[START]

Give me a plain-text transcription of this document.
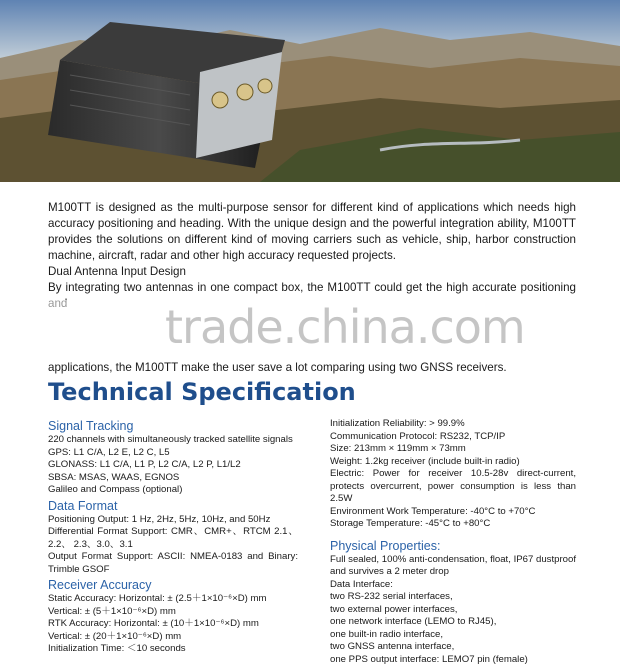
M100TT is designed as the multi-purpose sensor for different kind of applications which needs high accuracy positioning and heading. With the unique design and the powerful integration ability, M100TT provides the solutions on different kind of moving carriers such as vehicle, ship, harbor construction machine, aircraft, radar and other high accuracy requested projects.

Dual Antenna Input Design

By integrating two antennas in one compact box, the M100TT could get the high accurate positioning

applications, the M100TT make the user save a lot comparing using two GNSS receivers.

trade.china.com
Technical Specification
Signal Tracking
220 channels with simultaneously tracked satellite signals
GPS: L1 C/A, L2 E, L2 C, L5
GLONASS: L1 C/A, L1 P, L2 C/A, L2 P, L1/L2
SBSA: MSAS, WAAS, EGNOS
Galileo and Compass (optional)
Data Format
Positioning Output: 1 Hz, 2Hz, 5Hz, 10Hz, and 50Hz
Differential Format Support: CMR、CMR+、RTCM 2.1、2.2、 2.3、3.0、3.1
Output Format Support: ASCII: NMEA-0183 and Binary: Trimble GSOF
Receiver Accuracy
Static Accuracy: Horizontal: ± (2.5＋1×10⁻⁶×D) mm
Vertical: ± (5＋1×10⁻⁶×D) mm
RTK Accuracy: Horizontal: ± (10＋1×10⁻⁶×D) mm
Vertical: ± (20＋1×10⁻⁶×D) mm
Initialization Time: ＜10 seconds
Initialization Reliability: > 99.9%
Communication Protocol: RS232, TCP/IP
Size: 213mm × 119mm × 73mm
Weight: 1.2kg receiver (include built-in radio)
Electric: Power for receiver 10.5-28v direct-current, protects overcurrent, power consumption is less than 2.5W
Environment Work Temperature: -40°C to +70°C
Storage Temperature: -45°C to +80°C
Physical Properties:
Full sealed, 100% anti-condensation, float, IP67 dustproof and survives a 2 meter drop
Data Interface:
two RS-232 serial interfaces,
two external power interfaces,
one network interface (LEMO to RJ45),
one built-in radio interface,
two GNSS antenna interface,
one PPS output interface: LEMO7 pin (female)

[END]
[START]

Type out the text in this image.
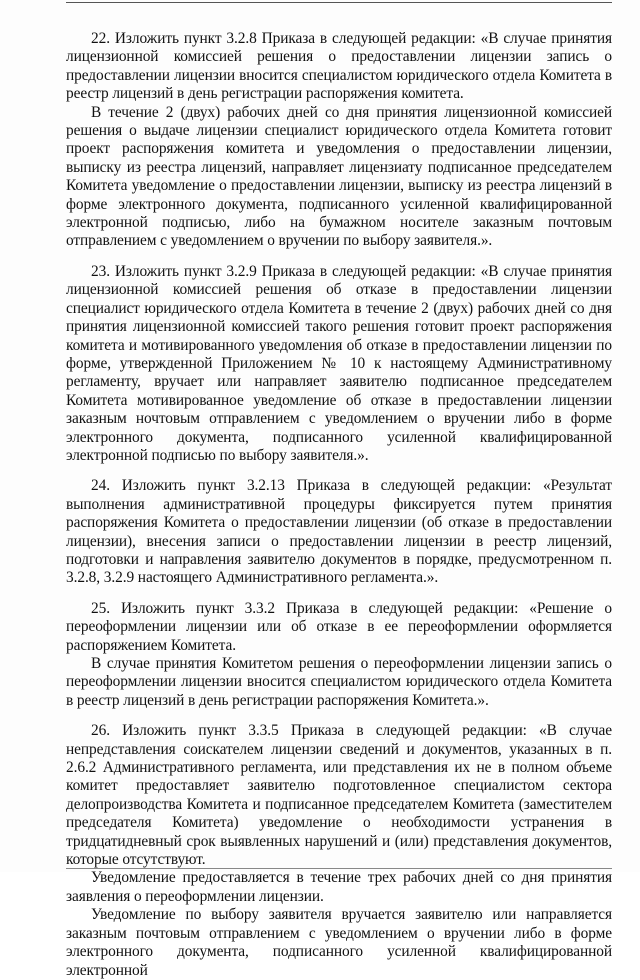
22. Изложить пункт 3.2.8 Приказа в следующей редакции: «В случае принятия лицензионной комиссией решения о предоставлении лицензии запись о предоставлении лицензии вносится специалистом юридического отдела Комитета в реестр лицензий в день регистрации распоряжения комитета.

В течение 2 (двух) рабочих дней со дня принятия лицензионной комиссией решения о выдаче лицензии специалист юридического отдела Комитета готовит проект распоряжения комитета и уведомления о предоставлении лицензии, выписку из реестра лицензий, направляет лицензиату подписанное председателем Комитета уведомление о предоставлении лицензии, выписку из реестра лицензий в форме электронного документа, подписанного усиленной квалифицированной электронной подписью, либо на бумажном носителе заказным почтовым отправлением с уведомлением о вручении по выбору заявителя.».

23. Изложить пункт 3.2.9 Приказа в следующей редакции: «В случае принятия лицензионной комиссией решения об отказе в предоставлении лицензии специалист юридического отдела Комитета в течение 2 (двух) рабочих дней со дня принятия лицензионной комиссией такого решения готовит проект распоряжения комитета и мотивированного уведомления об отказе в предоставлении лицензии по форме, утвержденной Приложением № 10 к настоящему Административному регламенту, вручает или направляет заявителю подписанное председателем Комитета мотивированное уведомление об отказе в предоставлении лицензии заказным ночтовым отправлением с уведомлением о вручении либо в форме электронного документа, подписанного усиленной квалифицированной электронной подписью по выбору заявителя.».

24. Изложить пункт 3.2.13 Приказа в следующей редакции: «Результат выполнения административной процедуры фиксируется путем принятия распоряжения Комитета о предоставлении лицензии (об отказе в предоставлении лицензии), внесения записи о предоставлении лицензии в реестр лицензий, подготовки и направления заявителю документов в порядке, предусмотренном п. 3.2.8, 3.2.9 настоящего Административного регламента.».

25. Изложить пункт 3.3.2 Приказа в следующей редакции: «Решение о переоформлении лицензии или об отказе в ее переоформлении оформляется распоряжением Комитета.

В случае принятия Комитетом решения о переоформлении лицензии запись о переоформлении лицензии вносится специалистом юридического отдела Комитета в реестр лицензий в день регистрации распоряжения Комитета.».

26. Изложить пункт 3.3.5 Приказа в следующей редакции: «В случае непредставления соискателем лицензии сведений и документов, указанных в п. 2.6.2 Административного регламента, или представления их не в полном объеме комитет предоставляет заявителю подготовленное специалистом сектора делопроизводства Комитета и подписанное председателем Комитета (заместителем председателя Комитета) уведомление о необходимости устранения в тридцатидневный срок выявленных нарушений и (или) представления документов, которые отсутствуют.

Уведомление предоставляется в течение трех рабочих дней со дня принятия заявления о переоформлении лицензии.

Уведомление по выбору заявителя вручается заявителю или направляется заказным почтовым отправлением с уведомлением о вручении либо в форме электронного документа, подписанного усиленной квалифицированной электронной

[END]

** DIRECTIONS FOR THIS TASK **
Sift through the entries and copy every line with "interfaces".

** EXERCISE RESULT **
two RS-232 serial interfaces,
two external power interfaces,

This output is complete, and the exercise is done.